WHAT TO DO:
Select the lines that contain "title" and copy each of them.

INPUT DATA:
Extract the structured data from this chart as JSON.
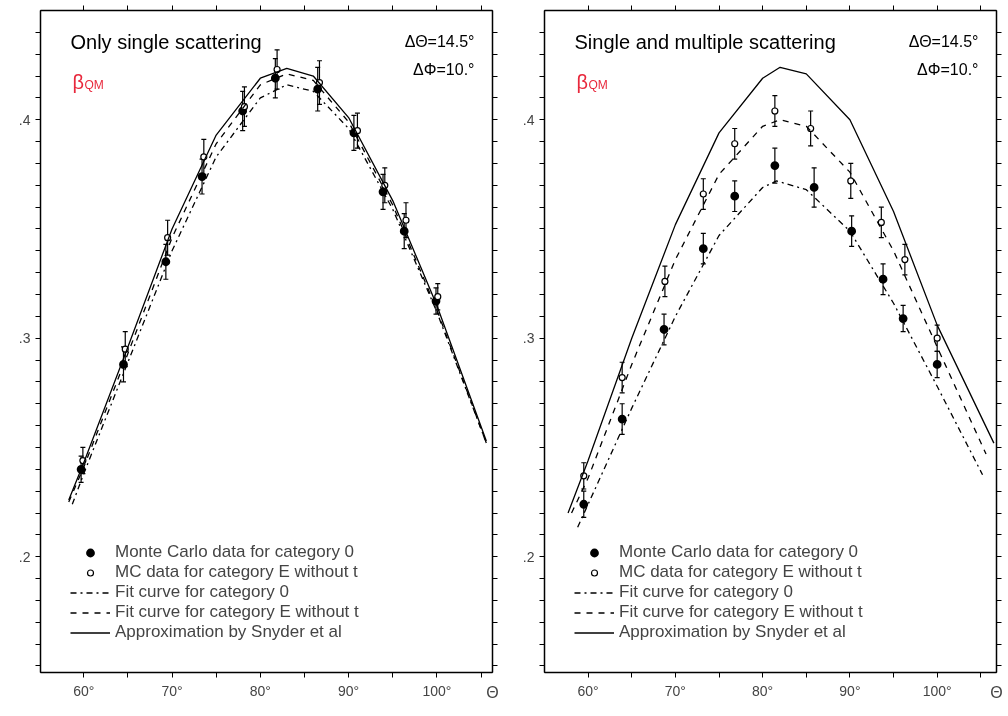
{
  "chart_data": [
    {
      "type": "scatter",
      "title": "Only single scattering",
      "xlabel": "Θ",
      "annotations": [
        "ΔΘ=14.5°",
        "ΔΦ=10.°",
        "β$_{QM}$"
      ],
      "xlim": [
        55.1,
        106.3
      ],
      "ylim": [
        0.147,
        0.45
      ],
      "xticks": [
        {
          "value": 60,
          "label": "60°"
        },
        {
          "value": 65,
          "label": null
        },
        {
          "value": 70,
          "label": "70°"
        },
        {
          "value": 75,
          "label": null
        },
        {
          "value": 80,
          "label": "80°"
        },
        {
          "value": 85,
          "label": null
        },
        {
          "value": 90,
          "label": "90°"
        },
        {
          "value": 95,
          "label": null
        },
        {
          "value": 100,
          "label": "100°"
        },
        {
          "value": 105,
          "label": null
        }
      ],
      "yticks": [
        {
          "value": 0.15,
          "label": null
        },
        {
          "value": 0.16,
          "label": null
        },
        {
          "value": 0.17,
          "label": null
        },
        {
          "value": 0.18,
          "label": null
        },
        {
          "value": 0.19,
          "label": null
        },
        {
          "value": 0.2,
          "label": ".2"
        },
        {
          "value": 0.21,
          "label": null
        },
        {
          "value": 0.22,
          "label": null
        },
        {
          "value": 0.23,
          "label": null
        },
        {
          "value": 0.24,
          "label": null
        },
        {
          "value": 0.25,
          "label": null
        },
        {
          "value": 0.26,
          "label": null
        },
        {
          "value": 0.27,
          "label": null
        },
        {
          "value": 0.28,
          "label": null
        },
        {
          "value": 0.29,
          "label": null
        },
        {
          "value": 0.3,
          "label": ".3"
        },
        {
          "value": 0.31,
          "label": null
        },
        {
          "value": 0.32,
          "label": null
        },
        {
          "value": 0.33,
          "label": null
        },
        {
          "value": 0.34,
          "label": null
        },
        {
          "value": 0.35,
          "label": null
        },
        {
          "value": 0.36,
          "label": null
        },
        {
          "value": 0.37,
          "label": null
        },
        {
          "value": 0.38,
          "label": null
        },
        {
          "value": 0.39,
          "label": null
        },
        {
          "value": 0.4,
          "label": ".4"
        },
        {
          "value": 0.41,
          "label": null
        },
        {
          "value": 0.42,
          "label": null
        },
        {
          "value": 0.43,
          "label": null
        },
        {
          "value": 0.44,
          "label": null
        }
      ],
      "grid": false,
      "legend": "bottom left",
      "series": [
        {
          "name": "Monte Carlo data for category 0",
          "marker": "circle",
          "color": "#000000",
          "x": [
            59.7,
            64.5,
            69.3,
            73.4,
            78.0,
            81.7,
            86.5,
            90.6,
            93.9,
            96.3,
            99.9
          ],
          "values": [
            0.24,
            0.288,
            0.335,
            0.374,
            0.404,
            0.419,
            0.414,
            0.394,
            0.367,
            0.349,
            0.317
          ],
          "errors": [
            0.006,
            0.008,
            0.008,
            0.008,
            0.009,
            0.009,
            0.01,
            0.008,
            0.008,
            0.008,
            0.006
          ]
        },
        {
          "name": "MC data for category E without t",
          "marker": "circle",
          "color": "#ffffff",
          "x": [
            59.9,
            64.7,
            69.5,
            73.6,
            78.2,
            81.9,
            86.7,
            91.0,
            94.1,
            96.5,
            100.1
          ],
          "values": [
            0.244,
            0.295,
            0.346,
            0.383,
            0.406,
            0.423,
            0.417,
            0.395,
            0.37,
            0.354,
            0.319
          ],
          "errors": [
            0.006,
            0.008,
            0.008,
            0.008,
            0.009,
            0.009,
            0.01,
            0.008,
            0.008,
            0.008,
            0.006
          ]
        },
        {
          "name": "Fit curve for category 0",
          "type": "line",
          "line_style": "dashdot",
          "color": "#000000",
          "x": [
            58.7,
            60,
            65,
            70,
            75,
            80,
            83,
            86,
            90,
            95,
            100,
            105.6
          ],
          "values": [
            0.224,
            0.238,
            0.289,
            0.34,
            0.383,
            0.41,
            0.416,
            0.413,
            0.396,
            0.359,
            0.312,
            0.252
          ]
        },
        {
          "name": "Fit curve for category E without t",
          "type": "line",
          "line_style": "dashed",
          "color": "#000000",
          "x": [
            58.3,
            60,
            65,
            70,
            75,
            80,
            83,
            86,
            90,
            95,
            100,
            105.6
          ],
          "values": [
            0.225,
            0.241,
            0.293,
            0.346,
            0.389,
            0.416,
            0.421,
            0.418,
            0.399,
            0.361,
            0.313,
            0.252
          ]
        },
        {
          "name": "Approximation by Snyder et al",
          "type": "line",
          "line_style": "solid",
          "color": "#000000",
          "x": [
            58.3,
            60,
            65,
            70,
            75,
            80,
            83,
            86,
            90,
            95,
            100,
            105.6
          ],
          "values": [
            0.226,
            0.243,
            0.296,
            0.35,
            0.393,
            0.419,
            0.4235,
            0.42,
            0.401,
            0.363,
            0.315,
            0.253
          ]
        }
      ]
    },
    {
      "type": "scatter",
      "title": "Single and multiple scattering",
      "xlabel": "Θ",
      "annotations": [
        "ΔΘ=14.5°",
        "ΔΦ=10.°",
        "β$_{QM}$"
      ],
      "xlim": [
        55.0,
        106.8
      ],
      "ylim": [
        0.147,
        0.45
      ],
      "xticks": [
        {
          "value": 60,
          "label": "60°"
        },
        {
          "value": 65,
          "label": null
        },
        {
          "value": 70,
          "label": "70°"
        },
        {
          "value": 75,
          "label": null
        },
        {
          "value": 80,
          "label": "80°"
        },
        {
          "value": 85,
          "label": null
        },
        {
          "value": 90,
          "label": "90°"
        },
        {
          "value": 95,
          "label": null
        },
        {
          "value": 100,
          "label": "100°"
        },
        {
          "value": 105,
          "label": null
        }
      ],
      "yticks": [
        {
          "value": 0.15,
          "label": null
        },
        {
          "value": 0.16,
          "label": null
        },
        {
          "value": 0.17,
          "label": null
        },
        {
          "value": 0.18,
          "label": null
        },
        {
          "value": 0.19,
          "label": null
        },
        {
          "value": 0.2,
          "label": ".2"
        },
        {
          "value": 0.21,
          "label": null
        },
        {
          "value": 0.22,
          "label": null
        },
        {
          "value": 0.23,
          "label": null
        },
        {
          "value": 0.24,
          "label": null
        },
        {
          "value": 0.25,
          "label": null
        },
        {
          "value": 0.26,
          "label": null
        },
        {
          "value": 0.27,
          "label": null
        },
        {
          "value": 0.28,
          "label": null
        },
        {
          "value": 0.29,
          "label": null
        },
        {
          "value": 0.3,
          "label": ".3"
        },
        {
          "value": 0.31,
          "label": null
        },
        {
          "value": 0.32,
          "label": null
        },
        {
          "value": 0.33,
          "label": null
        },
        {
          "value": 0.34,
          "label": null
        },
        {
          "value": 0.35,
          "label": null
        },
        {
          "value": 0.36,
          "label": null
        },
        {
          "value": 0.37,
          "label": null
        },
        {
          "value": 0.38,
          "label": null
        },
        {
          "value": 0.39,
          "label": null
        },
        {
          "value": 0.4,
          "label": ".4"
        },
        {
          "value": 0.41,
          "label": null
        },
        {
          "value": 0.42,
          "label": null
        },
        {
          "value": 0.43,
          "label": null
        },
        {
          "value": 0.44,
          "label": null
        }
      ],
      "grid": false,
      "legend": "bottom left",
      "series": [
        {
          "name": "Monte Carlo data for category 0",
          "marker": "circle",
          "color": "#000000",
          "x": [
            59.5,
            63.9,
            68.7,
            73.2,
            76.8,
            81.4,
            85.9,
            90.2,
            93.8,
            96.1,
            100.0
          ],
          "values": [
            0.224,
            0.263,
            0.304,
            0.341,
            0.365,
            0.379,
            0.369,
            0.349,
            0.327,
            0.309,
            0.288
          ],
          "errors": [
            0.006,
            0.007,
            0.007,
            0.007,
            0.007,
            0.008,
            0.009,
            0.007,
            0.007,
            0.006,
            0.006
          ]
        },
        {
          "name": "MC data for category E without t",
          "marker": "circle",
          "color": "#ffffff",
          "x": [
            59.5,
            63.9,
            68.8,
            73.2,
            76.8,
            81.4,
            85.5,
            90.1,
            93.6,
            96.3,
            100.0
          ],
          "values": [
            0.237,
            0.282,
            0.326,
            0.366,
            0.389,
            0.404,
            0.396,
            0.372,
            0.353,
            0.336,
            0.3
          ],
          "errors": [
            0.006,
            0.007,
            0.007,
            0.007,
            0.007,
            0.007,
            0.008,
            0.008,
            0.007,
            0.007,
            0.006
          ]
        },
        {
          "name": "Fit curve for category 0",
          "type": "line",
          "line_style": "dashdot",
          "color": "#000000",
          "x": [
            58.8,
            60,
            65,
            70,
            75,
            80,
            81.6,
            85,
            90,
            95,
            100,
            105.2
          ],
          "values": [
            0.2135,
            0.224,
            0.268,
            0.31,
            0.347,
            0.369,
            0.372,
            0.368,
            0.349,
            0.316,
            0.278,
            0.2375
          ]
        },
        {
          "name": "Fit curve for category E without t",
          "type": "line",
          "line_style": "dashed",
          "color": "#000000",
          "x": [
            58.1,
            60,
            65,
            70,
            75,
            80,
            82,
            85,
            90,
            95,
            100,
            105.6
          ],
          "values": [
            0.22,
            0.236,
            0.288,
            0.336,
            0.375,
            0.397,
            0.4,
            0.397,
            0.376,
            0.34,
            0.296,
            0.247
          ]
        },
        {
          "name": "Approximation by Snyder et al",
          "type": "line",
          "line_style": "solid",
          "color": "#000000",
          "x": [
            57.7,
            60,
            65,
            70,
            75,
            80,
            82,
            85,
            90,
            95,
            100,
            106.5
          ],
          "values": [
            0.22,
            0.244,
            0.3,
            0.352,
            0.394,
            0.419,
            0.424,
            0.421,
            0.4,
            0.358,
            0.306,
            0.252
          ]
        }
      ]
    }
  ]
}
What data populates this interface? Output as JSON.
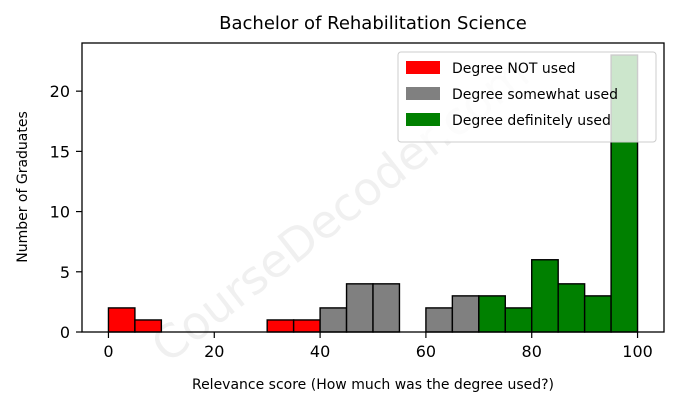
{
  "chart_data": {
    "type": "bar",
    "title": "Bachelor of Rehabilitation Science",
    "xlabel": "Relevance score (How much was the degree used?)",
    "ylabel": "Number of Graduates",
    "xlim": [
      -5,
      105
    ],
    "ylim": [
      0,
      24
    ],
    "xticks": [
      0,
      20,
      40,
      60,
      80,
      100
    ],
    "yticks": [
      0,
      5,
      10,
      15,
      20
    ],
    "bin_width": 5,
    "legend_placement": "top-right",
    "grid": false,
    "series": [
      {
        "name": "Degree NOT used",
        "color": "#ff0000",
        "bins": [
          {
            "x0": 0,
            "x1": 5,
            "count": 2
          },
          {
            "x0": 5,
            "x1": 10,
            "count": 1
          },
          {
            "x0": 30,
            "x1": 35,
            "count": 1
          },
          {
            "x0": 35,
            "x1": 40,
            "count": 1
          }
        ]
      },
      {
        "name": "Degree somewhat used",
        "color": "#808080",
        "bins": [
          {
            "x0": 40,
            "x1": 45,
            "count": 2
          },
          {
            "x0": 45,
            "x1": 50,
            "count": 4
          },
          {
            "x0": 50,
            "x1": 55,
            "count": 4
          },
          {
            "x0": 60,
            "x1": 65,
            "count": 2
          },
          {
            "x0": 65,
            "x1": 70,
            "count": 3
          }
        ]
      },
      {
        "name": "Degree definitely used",
        "color": "#008000",
        "bins": [
          {
            "x0": 70,
            "x1": 75,
            "count": 3
          },
          {
            "x0": 75,
            "x1": 80,
            "count": 2
          },
          {
            "x0": 80,
            "x1": 85,
            "count": 6
          },
          {
            "x0": 85,
            "x1": 90,
            "count": 4
          },
          {
            "x0": 90,
            "x1": 95,
            "count": 3
          },
          {
            "x0": 95,
            "x1": 100,
            "count": 23
          }
        ]
      }
    ]
  },
  "watermark": "CourseDecoder.com"
}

RESPONSE TO THIS EXERCISE:
      "title": "Only single scattering",
      "title": "Single and multiple scattering",
    "title": "Bachelor of Rehabilitation Science",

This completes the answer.